:: Dataset entries
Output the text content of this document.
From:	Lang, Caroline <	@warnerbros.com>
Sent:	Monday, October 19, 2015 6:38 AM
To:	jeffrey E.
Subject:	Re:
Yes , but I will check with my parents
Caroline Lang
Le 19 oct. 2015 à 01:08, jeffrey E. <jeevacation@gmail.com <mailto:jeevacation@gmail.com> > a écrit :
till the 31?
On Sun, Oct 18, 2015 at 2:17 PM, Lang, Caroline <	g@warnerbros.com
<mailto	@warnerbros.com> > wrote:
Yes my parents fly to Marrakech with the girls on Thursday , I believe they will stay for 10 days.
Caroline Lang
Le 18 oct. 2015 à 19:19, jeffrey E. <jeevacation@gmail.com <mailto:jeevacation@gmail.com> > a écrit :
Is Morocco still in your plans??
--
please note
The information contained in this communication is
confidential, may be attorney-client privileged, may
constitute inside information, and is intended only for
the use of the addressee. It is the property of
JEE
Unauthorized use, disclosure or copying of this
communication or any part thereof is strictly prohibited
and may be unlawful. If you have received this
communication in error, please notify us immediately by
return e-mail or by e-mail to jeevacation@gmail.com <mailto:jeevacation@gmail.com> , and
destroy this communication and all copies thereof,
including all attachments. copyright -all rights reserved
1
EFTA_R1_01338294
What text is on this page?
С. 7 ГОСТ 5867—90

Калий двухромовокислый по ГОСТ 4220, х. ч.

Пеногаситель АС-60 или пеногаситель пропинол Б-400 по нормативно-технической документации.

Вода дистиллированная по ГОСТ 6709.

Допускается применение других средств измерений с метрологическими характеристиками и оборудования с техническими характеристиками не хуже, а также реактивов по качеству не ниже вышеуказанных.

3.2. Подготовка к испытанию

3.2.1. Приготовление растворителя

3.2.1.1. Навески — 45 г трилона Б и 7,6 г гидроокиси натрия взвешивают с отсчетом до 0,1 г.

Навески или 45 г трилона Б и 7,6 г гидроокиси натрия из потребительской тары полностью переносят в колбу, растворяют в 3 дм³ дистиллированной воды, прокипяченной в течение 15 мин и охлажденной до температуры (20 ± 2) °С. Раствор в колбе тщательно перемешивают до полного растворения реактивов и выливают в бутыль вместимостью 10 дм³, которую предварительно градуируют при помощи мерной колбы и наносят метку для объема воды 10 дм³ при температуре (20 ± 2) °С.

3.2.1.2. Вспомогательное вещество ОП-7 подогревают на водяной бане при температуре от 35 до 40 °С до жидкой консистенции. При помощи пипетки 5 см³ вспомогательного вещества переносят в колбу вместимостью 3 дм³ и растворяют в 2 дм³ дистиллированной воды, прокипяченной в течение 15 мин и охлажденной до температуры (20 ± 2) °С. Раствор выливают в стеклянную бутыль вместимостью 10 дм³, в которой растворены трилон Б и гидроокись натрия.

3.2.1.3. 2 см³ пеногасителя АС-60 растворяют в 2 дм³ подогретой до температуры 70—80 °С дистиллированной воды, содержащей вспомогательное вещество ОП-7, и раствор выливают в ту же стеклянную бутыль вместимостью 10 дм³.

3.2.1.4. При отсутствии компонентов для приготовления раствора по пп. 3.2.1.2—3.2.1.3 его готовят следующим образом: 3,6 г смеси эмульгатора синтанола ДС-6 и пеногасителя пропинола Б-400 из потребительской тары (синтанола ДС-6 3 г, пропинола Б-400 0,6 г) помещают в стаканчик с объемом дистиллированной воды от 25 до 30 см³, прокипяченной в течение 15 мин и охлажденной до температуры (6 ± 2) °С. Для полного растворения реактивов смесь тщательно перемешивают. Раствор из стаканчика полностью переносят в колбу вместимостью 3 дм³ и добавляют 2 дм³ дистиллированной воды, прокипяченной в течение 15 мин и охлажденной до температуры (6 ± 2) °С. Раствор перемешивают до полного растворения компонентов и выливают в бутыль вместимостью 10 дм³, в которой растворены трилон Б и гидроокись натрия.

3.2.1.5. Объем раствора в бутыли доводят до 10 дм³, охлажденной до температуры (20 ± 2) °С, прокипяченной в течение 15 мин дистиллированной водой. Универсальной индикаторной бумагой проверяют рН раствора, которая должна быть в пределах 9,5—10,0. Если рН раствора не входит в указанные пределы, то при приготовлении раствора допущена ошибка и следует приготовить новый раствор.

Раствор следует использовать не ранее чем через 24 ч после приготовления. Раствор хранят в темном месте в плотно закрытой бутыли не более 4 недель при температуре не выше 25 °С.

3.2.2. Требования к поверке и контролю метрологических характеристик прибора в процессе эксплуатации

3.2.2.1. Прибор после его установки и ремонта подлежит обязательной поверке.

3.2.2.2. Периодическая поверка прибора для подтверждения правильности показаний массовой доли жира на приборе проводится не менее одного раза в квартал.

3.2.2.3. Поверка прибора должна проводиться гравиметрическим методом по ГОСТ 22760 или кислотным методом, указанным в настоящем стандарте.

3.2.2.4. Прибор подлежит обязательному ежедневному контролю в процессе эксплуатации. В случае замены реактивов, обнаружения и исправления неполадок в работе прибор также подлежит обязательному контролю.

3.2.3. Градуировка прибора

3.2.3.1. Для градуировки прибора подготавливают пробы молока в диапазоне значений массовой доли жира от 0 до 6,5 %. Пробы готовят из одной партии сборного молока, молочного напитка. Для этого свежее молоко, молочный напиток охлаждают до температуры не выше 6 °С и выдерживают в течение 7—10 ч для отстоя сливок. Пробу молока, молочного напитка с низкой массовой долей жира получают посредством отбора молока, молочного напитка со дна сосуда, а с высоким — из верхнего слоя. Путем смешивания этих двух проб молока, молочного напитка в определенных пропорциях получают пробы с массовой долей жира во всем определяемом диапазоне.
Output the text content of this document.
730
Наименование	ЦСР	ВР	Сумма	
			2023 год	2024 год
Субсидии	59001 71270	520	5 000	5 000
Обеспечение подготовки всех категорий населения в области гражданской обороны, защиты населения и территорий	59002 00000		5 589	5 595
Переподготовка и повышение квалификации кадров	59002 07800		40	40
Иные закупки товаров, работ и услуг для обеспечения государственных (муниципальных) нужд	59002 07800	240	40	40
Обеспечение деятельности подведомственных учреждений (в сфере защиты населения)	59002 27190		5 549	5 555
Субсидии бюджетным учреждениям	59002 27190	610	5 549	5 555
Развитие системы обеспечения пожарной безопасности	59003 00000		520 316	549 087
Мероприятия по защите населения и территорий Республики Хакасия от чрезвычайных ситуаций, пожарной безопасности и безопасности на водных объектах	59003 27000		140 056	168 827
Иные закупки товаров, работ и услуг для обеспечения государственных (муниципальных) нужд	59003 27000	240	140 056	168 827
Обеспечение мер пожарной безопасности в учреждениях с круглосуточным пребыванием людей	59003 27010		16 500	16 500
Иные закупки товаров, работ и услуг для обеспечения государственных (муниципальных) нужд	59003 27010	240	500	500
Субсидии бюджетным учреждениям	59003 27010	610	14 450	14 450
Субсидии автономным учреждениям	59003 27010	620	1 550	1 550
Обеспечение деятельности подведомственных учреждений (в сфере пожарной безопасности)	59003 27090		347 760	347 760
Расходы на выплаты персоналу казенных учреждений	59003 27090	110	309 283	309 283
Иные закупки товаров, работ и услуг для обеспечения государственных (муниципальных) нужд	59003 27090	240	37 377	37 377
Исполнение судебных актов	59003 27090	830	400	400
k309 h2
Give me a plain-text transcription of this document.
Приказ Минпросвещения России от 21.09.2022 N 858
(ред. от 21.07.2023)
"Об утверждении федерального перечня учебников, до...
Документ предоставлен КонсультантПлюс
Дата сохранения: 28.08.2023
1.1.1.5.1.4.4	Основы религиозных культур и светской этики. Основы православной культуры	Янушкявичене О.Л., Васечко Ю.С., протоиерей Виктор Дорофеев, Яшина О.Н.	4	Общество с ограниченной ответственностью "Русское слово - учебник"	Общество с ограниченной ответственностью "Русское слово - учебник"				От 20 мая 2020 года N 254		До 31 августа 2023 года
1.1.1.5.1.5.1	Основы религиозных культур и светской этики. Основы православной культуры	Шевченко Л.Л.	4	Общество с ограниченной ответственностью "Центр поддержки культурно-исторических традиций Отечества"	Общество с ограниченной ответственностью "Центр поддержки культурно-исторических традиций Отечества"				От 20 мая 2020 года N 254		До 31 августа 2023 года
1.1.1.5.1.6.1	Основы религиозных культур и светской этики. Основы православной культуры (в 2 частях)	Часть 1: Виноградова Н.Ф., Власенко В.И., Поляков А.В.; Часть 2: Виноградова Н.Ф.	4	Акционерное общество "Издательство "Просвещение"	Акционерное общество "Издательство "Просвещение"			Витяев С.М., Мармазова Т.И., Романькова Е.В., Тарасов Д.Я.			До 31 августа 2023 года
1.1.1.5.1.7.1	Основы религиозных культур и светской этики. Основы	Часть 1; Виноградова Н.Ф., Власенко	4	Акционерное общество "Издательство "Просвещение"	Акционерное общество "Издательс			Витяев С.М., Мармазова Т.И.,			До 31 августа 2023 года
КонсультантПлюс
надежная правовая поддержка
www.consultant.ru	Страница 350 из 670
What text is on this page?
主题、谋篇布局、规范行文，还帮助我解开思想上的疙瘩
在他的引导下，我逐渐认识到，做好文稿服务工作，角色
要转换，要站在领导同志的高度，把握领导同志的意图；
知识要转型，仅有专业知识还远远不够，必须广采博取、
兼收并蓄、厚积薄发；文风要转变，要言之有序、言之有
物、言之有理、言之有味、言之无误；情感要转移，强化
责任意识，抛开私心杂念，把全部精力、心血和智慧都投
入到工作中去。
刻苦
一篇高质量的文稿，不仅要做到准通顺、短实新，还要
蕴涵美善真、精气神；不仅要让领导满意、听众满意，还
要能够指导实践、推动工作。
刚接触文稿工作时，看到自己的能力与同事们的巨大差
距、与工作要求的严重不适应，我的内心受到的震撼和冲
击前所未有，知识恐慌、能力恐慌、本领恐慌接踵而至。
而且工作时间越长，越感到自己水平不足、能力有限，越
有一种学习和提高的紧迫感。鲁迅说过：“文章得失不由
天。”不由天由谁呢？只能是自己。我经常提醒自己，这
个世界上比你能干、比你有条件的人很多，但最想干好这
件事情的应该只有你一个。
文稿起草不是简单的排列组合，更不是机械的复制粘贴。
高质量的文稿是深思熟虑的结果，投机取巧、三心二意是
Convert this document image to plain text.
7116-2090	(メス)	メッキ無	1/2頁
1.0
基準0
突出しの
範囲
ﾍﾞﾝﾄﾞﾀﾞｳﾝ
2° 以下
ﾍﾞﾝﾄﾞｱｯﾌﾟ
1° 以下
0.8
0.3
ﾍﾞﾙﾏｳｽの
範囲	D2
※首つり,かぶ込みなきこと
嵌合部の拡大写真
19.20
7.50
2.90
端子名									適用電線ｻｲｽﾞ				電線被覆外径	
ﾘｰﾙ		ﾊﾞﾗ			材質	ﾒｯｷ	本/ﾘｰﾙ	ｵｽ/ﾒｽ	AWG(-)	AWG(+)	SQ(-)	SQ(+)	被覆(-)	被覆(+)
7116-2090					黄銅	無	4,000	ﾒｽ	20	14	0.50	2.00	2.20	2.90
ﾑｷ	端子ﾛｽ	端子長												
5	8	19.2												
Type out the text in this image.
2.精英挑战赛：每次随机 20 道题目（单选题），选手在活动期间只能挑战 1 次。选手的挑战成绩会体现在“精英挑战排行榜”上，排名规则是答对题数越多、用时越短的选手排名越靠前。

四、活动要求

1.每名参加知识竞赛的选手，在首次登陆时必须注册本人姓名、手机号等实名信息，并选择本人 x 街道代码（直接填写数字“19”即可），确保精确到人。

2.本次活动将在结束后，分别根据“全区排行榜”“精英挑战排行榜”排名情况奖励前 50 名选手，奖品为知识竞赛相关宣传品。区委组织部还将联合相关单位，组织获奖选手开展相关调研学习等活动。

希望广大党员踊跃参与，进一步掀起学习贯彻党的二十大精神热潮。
::::
> [Task goal]:
Word for word, quote the lines from the line containing "Type out the text in this image." through the end of the material, both included, and nothing else.

> [Solution to the problem]:
Type out the text in this image.
2.精英挑战赛：每次随机 20 道题目（单选题），选手在活动期间只能挑战 1 次。选手的挑战成绩会体现在“精英挑战排行榜”上，排名规则是答对题数越多、用时越短的选手排名越靠前。

四、活动要求

1.每名参加知识竞赛的选手，在首次登陆时必须注册本人姓名、手机号等实名信息，并选择本人 x 街道代码（直接填写数字“19”即可），确保精确到人。

2.本次活动将在结束后，分别根据“全区排行榜”“精英挑战排行榜”排名情况奖励前 50 名选手，奖品为知识竞赛相关宣传品。区委组织部还将联合相关单位，组织获奖选手开展相关调研学习等活动。

希望广大党员踊跃参与，进一步掀起学习贯彻党的二十大精神热潮。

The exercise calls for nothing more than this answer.